→ **EXERCISE BRIEF**:
Print every one of the items below again, line for line, without changing a single character.

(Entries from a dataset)
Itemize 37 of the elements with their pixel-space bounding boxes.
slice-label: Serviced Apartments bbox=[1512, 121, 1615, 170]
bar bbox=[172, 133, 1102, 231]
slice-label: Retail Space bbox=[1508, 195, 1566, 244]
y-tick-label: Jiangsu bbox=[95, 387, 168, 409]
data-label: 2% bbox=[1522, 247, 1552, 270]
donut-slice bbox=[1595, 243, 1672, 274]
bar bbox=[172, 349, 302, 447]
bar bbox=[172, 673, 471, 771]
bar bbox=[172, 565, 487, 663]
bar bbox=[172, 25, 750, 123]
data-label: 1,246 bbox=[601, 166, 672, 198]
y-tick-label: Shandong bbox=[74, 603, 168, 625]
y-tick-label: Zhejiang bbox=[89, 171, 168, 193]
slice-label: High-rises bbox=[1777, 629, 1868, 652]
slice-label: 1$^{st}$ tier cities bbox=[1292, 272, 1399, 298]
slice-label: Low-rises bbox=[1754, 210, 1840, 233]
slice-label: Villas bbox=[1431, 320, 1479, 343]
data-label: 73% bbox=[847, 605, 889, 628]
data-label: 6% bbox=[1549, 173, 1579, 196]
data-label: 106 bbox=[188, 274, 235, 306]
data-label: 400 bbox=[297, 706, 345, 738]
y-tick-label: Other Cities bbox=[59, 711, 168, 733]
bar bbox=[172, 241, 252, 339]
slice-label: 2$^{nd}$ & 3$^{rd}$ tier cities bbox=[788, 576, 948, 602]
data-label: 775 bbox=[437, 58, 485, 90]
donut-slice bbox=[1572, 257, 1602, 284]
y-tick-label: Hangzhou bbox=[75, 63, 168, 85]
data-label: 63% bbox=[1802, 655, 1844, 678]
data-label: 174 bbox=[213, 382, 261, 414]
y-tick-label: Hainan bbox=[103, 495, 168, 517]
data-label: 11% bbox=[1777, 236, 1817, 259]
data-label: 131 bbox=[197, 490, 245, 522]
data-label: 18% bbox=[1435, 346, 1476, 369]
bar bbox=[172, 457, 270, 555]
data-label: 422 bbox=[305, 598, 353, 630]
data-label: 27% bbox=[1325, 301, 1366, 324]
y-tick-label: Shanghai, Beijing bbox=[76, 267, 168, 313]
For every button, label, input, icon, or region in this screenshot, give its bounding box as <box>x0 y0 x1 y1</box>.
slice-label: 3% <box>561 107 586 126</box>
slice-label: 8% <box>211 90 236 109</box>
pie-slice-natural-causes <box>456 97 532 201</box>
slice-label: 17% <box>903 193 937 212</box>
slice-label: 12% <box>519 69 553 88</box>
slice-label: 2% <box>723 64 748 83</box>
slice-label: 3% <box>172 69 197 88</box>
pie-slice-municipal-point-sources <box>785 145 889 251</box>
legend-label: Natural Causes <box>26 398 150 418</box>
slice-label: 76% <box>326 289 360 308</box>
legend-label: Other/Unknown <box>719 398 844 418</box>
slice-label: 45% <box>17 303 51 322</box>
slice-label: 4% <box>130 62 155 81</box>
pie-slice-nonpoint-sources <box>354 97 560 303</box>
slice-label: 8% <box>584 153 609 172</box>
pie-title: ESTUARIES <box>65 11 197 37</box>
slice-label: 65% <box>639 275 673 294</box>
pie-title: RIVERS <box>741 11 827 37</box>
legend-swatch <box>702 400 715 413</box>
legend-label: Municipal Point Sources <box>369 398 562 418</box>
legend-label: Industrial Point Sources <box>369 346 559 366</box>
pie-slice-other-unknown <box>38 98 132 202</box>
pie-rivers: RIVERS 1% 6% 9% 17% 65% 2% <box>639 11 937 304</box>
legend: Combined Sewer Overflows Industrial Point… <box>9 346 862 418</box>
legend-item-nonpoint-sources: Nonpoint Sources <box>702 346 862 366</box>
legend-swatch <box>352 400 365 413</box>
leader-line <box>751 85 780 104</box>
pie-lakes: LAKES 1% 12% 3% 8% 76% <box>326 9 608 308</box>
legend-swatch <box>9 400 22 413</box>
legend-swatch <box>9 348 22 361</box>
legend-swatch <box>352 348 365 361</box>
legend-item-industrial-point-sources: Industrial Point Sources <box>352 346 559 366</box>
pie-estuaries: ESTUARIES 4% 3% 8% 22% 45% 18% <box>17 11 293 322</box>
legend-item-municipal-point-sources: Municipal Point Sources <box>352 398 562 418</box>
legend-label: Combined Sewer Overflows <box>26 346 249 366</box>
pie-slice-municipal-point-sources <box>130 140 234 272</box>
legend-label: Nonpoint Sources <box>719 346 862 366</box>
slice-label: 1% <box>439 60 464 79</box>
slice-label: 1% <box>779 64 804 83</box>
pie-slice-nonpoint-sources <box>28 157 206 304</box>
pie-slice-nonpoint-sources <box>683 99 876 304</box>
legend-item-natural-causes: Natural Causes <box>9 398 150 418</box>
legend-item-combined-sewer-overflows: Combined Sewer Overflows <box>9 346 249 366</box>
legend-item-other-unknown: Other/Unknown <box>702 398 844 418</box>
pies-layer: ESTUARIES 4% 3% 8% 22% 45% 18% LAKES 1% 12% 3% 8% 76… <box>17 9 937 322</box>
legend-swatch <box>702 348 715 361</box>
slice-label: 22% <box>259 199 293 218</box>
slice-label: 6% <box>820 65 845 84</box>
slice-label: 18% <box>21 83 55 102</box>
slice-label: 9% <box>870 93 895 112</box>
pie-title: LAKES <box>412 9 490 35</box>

→ **RESULT FOR THIS TASK**:
Itemize 37 of the elements with their pixel-space bounding boxes.
slice-label: Serviced Apartments bbox=[1512, 121, 1615, 170]
bar bbox=[172, 133, 1102, 231]
slice-label: Retail Space bbox=[1508, 195, 1566, 244]
y-tick-label: Jiangsu bbox=[95, 387, 168, 409]
data-label: 2% bbox=[1522, 247, 1552, 270]
donut-slice bbox=[1595, 243, 1672, 274]
bar bbox=[172, 349, 302, 447]
bar bbox=[172, 673, 471, 771]
bar bbox=[172, 565, 487, 663]
bar bbox=[172, 25, 750, 123]
data-label: 1,246 bbox=[601, 166, 672, 198]
y-tick-label: Shandong bbox=[74, 603, 168, 625]
y-tick-label: Zhejiang bbox=[89, 171, 168, 193]
slice-label: High-rises bbox=[1777, 629, 1868, 652]
slice-label: 1$^{st}$ tier cities bbox=[1292, 272, 1399, 298]
slice-label: Low-rises bbox=[1754, 210, 1840, 233]
slice-label: Villas bbox=[1431, 320, 1479, 343]
data-label: 73% bbox=[847, 605, 889, 628]
data-label: 6% bbox=[1549, 173, 1579, 196]
data-label: 106 bbox=[188, 274, 235, 306]
data-label: 400 bbox=[297, 706, 345, 738]
y-tick-label: Other Cities bbox=[59, 711, 168, 733]
bar bbox=[172, 241, 252, 339]
slice-label: 2$^{nd}$ & 3$^{rd}$ tier cities bbox=[788, 576, 948, 602]
data-label: 775 bbox=[437, 58, 485, 90]
donut-slice bbox=[1572, 257, 1602, 284]
y-tick-label: Hangzhou bbox=[75, 63, 168, 85]
data-label: 63% bbox=[1802, 655, 1844, 678]
data-label: 174 bbox=[213, 382, 261, 414]
y-tick-label: Hainan bbox=[103, 495, 168, 517]
data-label: 11% bbox=[1777, 236, 1817, 259]
data-label: 131 bbox=[197, 490, 245, 522]
data-label: 18% bbox=[1435, 346, 1476, 369]
bar bbox=[172, 457, 270, 555]
data-label: 422 bbox=[305, 598, 353, 630]
data-label: 27% bbox=[1325, 301, 1366, 324]
y-tick-label: Shanghai, Beijing bbox=[76, 267, 168, 313]
For every button, label, input, icon, or region in this screenshot, give its bounding box as <box>x0 y0 x1 y1</box>.
slice-label: 3% <box>561 107 586 126</box>
slice-label: 8% <box>211 90 236 109</box>
pie-slice-natural-causes <box>456 97 532 201</box>
slice-label: 17% <box>903 193 937 212</box>
slice-label: 12% <box>519 69 553 88</box>
slice-label: 2% <box>723 64 748 83</box>
slice-label: 3% <box>172 69 197 88</box>
pie-slice-municipal-point-sources <box>785 145 889 251</box>
legend-label: Natural Causes <box>26 398 150 418</box>
slice-label: 76% <box>326 289 360 308</box>
legend-label: Other/Unknown <box>719 398 844 418</box>
slice-label: 45% <box>17 303 51 322</box>
slice-label: 4% <box>130 62 155 81</box>
pie-slice-nonpoint-sources <box>354 97 560 303</box>
slice-label: 8% <box>584 153 609 172</box>
pie-title: ESTUARIES <box>65 11 197 37</box>
slice-label: 65% <box>639 275 673 294</box>
pie-title: RIVERS <box>741 11 827 37</box>
legend-swatch <box>702 400 715 413</box>
legend-label: Municipal Point Sources <box>369 398 562 418</box>
legend-label: Industrial Point Sources <box>369 346 559 366</box>
pie-slice-other-unknown <box>38 98 132 202</box>
pie-rivers: RIVERS 1% 6% 9% 17% 65% 2% <box>639 11 937 304</box>
legend: Combined Sewer Overflows Industrial Point… <box>9 346 862 418</box>
legend-item-nonpoint-sources: Nonpoint Sources <box>702 346 862 366</box>
legend-swatch <box>352 400 365 413</box>
leader-line <box>751 85 780 104</box>
pie-lakes: LAKES 1% 12% 3% 8% 76% <box>326 9 608 308</box>
legend-swatch <box>9 400 22 413</box>
legend-swatch <box>9 348 22 361</box>
legend-swatch <box>352 348 365 361</box>
legend-item-industrial-point-sources: Industrial Point Sources <box>352 346 559 366</box>
pie-estuaries: ESTUARIES 4% 3% 8% 22% 45% 18% <box>17 11 293 322</box>
legend-item-municipal-point-sources: Municipal Point Sources <box>352 398 562 418</box>
legend-label: Combined Sewer Overflows <box>26 346 249 366</box>
pie-slice-municipal-point-sources <box>130 140 234 272</box>
legend-label: Nonpoint Sources <box>719 346 862 366</box>
slice-label: 1% <box>439 60 464 79</box>
slice-label: 1% <box>779 64 804 83</box>
pie-slice-nonpoint-sources <box>28 157 206 304</box>
pie-slice-nonpoint-sources <box>683 99 876 304</box>
legend-item-natural-causes: Natural Causes <box>9 398 150 418</box>
legend-item-combined-sewer-overflows: Combined Sewer Overflows <box>9 346 249 366</box>
legend-item-other-unknown: Other/Unknown <box>702 398 844 418</box>
pies-layer: ESTUARIES 4% 3% 8% 22% 45% 18% LAKES 1% 12% 3% 8% 76… <box>17 9 937 322</box>
legend-swatch <box>702 348 715 361</box>
slice-label: 22% <box>259 199 293 218</box>
slice-label: 6% <box>820 65 845 84</box>
slice-label: 18% <box>21 83 55 102</box>
slice-label: 9% <box>870 93 895 112</box>
pie-title: LAKES <box>412 9 490 35</box>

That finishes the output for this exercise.